Task prompt: Extract every line from the records below that contains the word "above".

Entries shown:

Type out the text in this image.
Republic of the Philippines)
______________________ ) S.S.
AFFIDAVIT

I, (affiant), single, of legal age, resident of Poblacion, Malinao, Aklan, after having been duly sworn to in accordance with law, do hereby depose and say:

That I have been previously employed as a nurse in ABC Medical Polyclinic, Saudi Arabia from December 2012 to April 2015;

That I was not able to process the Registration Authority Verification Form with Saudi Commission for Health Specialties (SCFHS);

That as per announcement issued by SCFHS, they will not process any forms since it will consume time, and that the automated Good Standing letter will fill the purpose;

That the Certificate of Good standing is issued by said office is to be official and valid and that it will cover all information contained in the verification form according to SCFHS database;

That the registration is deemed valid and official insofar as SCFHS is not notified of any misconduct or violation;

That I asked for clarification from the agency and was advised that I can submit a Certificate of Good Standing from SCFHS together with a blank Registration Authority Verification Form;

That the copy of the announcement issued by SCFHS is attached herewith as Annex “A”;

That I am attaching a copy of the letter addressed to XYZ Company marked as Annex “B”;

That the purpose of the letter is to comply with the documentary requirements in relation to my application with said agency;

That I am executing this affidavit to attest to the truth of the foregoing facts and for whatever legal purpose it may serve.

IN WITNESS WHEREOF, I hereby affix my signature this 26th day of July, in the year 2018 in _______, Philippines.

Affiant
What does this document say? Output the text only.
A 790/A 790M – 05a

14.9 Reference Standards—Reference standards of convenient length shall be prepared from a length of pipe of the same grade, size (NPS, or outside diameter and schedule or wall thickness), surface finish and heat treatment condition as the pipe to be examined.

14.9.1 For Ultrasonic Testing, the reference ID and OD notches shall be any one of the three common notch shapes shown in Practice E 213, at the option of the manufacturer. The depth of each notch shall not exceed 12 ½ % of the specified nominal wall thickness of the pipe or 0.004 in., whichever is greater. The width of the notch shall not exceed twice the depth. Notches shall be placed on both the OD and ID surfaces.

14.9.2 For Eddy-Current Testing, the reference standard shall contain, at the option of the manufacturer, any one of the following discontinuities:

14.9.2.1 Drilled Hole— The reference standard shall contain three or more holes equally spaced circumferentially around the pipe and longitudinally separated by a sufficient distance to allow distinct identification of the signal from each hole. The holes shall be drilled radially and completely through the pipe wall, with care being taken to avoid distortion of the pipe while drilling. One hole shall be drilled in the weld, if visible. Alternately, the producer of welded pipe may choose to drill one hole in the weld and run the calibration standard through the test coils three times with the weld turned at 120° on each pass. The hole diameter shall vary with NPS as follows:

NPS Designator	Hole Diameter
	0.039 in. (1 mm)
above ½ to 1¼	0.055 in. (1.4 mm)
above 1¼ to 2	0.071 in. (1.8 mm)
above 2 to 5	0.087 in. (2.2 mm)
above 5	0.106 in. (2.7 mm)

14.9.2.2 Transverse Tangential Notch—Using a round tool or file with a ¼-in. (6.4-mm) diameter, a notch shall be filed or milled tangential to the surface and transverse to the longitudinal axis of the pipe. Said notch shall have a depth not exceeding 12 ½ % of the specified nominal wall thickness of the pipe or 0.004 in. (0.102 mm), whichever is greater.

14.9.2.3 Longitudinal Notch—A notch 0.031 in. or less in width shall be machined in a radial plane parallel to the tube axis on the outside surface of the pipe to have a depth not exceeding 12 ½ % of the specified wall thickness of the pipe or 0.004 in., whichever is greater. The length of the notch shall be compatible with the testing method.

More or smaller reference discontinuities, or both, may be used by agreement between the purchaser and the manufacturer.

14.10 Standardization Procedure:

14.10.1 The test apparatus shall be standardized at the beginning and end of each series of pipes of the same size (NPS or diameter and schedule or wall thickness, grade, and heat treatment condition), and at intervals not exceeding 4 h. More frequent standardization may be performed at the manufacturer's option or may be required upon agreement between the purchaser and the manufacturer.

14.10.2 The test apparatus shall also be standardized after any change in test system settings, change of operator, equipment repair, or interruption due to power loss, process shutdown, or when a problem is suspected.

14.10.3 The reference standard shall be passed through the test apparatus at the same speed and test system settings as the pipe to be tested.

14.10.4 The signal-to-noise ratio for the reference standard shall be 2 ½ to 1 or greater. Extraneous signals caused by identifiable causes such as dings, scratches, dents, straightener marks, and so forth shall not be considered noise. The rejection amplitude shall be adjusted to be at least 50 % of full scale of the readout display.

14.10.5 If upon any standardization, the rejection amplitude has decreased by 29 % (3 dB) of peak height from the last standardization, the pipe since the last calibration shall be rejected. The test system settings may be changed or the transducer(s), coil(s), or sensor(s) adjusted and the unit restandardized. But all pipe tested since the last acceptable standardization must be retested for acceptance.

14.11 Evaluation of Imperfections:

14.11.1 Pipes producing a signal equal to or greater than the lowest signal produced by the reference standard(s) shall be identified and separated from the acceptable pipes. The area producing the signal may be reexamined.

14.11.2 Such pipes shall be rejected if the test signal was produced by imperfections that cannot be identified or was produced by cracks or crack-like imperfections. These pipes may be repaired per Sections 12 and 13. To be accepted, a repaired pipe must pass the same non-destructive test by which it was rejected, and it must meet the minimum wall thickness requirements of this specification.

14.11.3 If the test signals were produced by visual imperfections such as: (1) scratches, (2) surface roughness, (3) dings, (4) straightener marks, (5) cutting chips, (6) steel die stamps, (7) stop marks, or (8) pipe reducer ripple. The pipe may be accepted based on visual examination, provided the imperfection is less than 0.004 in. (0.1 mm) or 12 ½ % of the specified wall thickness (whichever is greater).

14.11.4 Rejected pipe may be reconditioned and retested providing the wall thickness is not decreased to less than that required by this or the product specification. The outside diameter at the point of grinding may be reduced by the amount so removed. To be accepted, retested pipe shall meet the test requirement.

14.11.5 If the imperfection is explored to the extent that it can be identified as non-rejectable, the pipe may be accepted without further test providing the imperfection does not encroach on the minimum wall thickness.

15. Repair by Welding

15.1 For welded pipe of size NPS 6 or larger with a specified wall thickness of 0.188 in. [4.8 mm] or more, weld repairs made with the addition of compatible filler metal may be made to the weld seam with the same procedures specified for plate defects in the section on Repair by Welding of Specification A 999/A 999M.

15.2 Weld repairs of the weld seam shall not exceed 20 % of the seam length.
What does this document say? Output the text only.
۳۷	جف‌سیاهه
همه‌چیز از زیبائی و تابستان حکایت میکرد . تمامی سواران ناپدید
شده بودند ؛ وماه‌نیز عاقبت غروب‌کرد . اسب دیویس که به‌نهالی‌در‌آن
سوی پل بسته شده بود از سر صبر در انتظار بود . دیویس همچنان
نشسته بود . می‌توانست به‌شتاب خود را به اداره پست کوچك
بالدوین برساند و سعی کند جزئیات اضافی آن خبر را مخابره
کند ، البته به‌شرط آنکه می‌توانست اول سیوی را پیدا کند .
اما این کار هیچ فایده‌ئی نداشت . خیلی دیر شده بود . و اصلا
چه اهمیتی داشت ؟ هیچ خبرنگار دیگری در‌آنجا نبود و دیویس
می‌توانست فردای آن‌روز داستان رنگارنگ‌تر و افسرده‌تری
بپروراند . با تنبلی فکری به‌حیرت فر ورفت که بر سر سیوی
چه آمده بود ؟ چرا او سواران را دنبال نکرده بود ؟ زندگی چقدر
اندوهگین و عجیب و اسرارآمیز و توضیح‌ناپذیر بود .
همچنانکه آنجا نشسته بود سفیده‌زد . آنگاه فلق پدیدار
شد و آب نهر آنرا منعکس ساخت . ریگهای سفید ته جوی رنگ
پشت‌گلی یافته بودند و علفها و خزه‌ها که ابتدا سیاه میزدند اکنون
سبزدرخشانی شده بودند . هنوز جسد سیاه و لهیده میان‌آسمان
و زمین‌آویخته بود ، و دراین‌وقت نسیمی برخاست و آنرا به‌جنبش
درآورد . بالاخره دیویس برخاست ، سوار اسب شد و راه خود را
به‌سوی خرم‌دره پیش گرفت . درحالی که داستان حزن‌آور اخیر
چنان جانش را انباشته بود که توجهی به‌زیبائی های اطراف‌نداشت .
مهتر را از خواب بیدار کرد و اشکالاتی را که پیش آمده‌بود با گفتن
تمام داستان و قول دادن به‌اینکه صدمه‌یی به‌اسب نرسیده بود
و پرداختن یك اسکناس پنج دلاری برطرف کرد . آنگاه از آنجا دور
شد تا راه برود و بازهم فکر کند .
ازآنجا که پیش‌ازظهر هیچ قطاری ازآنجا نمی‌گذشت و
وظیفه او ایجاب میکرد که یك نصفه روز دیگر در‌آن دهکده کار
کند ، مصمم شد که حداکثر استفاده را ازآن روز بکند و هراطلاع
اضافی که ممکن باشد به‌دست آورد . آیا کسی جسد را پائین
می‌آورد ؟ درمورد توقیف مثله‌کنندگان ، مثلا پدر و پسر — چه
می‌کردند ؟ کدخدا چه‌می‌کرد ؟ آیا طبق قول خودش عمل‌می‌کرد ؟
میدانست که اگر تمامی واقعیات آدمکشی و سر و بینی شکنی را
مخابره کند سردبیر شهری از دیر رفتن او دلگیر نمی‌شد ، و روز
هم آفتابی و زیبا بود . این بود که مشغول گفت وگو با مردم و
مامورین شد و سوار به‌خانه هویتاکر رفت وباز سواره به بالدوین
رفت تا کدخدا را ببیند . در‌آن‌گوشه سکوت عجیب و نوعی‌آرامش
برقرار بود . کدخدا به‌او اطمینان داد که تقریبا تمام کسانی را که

Output below:
above ½ to 1¼	0.055 in. (1.4 mm)
above 1¼ to 2	0.071 in. (1.8 mm)
above 2 to 5	0.087 in. (2.2 mm)
above 5	0.106 in. (2.7 mm)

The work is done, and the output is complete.